Instruction
Only lines with the string "copyright" matter here; gather them from the material below.

Material provided

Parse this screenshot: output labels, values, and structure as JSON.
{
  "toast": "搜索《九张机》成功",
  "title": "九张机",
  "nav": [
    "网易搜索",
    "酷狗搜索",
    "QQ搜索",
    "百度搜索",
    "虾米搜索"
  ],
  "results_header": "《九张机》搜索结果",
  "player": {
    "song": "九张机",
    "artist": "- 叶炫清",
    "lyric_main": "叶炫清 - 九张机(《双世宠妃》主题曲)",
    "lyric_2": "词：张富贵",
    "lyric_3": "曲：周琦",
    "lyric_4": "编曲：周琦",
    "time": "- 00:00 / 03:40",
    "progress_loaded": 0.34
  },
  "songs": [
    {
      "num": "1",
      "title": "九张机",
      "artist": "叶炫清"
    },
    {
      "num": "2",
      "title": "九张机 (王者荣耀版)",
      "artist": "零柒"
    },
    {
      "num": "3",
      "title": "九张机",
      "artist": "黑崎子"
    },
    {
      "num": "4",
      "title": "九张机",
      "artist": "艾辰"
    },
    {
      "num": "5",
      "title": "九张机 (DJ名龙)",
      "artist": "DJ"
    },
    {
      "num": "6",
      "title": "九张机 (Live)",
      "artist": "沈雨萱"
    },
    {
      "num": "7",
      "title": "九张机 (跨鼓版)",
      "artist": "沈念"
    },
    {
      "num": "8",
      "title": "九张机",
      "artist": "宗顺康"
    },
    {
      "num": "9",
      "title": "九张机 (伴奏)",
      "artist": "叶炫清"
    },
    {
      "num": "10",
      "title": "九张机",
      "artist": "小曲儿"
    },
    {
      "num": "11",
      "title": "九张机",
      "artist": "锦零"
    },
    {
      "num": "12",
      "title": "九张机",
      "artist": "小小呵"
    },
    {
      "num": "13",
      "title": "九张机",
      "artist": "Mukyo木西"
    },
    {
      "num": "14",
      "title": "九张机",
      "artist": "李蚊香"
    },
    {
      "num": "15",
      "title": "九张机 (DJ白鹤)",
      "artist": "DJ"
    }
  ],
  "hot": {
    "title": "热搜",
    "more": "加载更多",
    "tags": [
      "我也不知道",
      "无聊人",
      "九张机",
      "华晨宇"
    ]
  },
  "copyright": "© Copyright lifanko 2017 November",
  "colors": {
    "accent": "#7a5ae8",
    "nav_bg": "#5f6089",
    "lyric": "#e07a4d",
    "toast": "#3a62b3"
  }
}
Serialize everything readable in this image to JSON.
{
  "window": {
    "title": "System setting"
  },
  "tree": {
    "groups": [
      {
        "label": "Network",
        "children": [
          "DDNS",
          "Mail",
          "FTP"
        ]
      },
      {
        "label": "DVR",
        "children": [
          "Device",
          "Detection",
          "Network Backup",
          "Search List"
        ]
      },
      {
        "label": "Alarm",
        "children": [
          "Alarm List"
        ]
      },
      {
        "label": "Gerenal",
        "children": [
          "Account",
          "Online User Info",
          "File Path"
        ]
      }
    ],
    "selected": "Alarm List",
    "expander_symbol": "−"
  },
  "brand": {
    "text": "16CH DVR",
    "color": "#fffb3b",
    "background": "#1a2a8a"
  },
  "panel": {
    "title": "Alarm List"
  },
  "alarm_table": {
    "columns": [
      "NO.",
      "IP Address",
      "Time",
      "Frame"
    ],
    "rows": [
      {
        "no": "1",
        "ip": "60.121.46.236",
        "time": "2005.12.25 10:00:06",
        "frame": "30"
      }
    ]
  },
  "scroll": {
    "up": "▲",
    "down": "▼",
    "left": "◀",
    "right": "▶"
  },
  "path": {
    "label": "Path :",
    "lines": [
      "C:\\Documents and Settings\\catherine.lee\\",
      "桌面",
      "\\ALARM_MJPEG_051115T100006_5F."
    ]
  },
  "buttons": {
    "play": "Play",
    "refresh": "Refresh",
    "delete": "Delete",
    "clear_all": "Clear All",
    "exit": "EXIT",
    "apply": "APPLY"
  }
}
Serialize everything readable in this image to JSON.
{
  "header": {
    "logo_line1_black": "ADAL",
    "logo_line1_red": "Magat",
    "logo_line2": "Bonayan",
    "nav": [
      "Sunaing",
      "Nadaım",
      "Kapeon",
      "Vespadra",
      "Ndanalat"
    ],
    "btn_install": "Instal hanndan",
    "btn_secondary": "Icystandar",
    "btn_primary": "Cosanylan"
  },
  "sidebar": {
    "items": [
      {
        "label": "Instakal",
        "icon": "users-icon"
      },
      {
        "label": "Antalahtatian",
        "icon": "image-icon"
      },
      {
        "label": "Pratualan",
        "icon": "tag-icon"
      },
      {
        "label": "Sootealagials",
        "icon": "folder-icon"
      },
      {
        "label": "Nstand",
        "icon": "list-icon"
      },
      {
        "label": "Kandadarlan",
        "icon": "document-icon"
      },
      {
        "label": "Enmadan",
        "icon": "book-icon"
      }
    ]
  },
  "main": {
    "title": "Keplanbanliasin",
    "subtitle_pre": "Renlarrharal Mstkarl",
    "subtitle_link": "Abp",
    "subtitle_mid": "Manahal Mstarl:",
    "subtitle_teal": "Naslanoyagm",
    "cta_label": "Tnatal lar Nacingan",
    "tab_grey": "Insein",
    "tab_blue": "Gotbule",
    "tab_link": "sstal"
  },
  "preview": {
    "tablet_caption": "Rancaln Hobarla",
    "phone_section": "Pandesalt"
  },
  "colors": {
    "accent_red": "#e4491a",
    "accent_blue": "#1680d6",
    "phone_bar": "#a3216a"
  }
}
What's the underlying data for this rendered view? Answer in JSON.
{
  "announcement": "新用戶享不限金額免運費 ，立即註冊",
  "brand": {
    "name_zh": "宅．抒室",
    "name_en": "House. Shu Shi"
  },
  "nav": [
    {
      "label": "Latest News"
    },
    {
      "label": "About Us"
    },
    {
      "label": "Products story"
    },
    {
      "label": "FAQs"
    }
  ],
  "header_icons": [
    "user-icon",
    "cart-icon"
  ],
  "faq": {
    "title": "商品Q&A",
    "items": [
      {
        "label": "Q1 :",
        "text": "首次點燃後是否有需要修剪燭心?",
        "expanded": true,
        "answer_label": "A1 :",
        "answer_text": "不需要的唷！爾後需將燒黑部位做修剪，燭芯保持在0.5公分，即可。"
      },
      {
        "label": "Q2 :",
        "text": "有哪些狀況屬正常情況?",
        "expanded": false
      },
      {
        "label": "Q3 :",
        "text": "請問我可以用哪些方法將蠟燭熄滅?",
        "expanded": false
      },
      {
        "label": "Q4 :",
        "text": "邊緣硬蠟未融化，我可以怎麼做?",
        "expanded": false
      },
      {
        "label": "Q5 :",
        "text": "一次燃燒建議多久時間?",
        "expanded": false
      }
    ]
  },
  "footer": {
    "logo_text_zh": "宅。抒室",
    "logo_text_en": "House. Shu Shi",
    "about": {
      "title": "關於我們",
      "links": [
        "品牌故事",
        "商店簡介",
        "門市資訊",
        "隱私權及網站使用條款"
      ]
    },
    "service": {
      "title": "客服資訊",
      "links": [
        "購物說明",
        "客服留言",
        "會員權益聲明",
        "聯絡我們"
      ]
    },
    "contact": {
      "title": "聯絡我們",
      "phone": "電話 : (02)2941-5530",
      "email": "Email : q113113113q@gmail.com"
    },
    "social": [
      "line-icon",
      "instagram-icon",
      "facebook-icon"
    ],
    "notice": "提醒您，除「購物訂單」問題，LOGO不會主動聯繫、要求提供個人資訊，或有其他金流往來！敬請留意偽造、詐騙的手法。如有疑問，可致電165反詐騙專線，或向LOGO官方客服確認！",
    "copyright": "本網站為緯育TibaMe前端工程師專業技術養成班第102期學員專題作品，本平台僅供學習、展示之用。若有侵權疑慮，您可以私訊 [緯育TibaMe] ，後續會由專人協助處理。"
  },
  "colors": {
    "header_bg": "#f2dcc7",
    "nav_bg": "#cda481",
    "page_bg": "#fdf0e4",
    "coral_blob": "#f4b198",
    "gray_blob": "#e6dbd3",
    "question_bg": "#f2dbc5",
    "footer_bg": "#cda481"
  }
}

Result
  "copyright": "© Copyright lifanko 2017 November",
    "copyright": "本網站為緯育TibaMe前端工程師專業技術養成班第102期學員專題作品，本平台僅供學習、展示之用。若有侵權疑慮，您可以私訊 [緯育TibaMe] ，後續會由專人協助處理。"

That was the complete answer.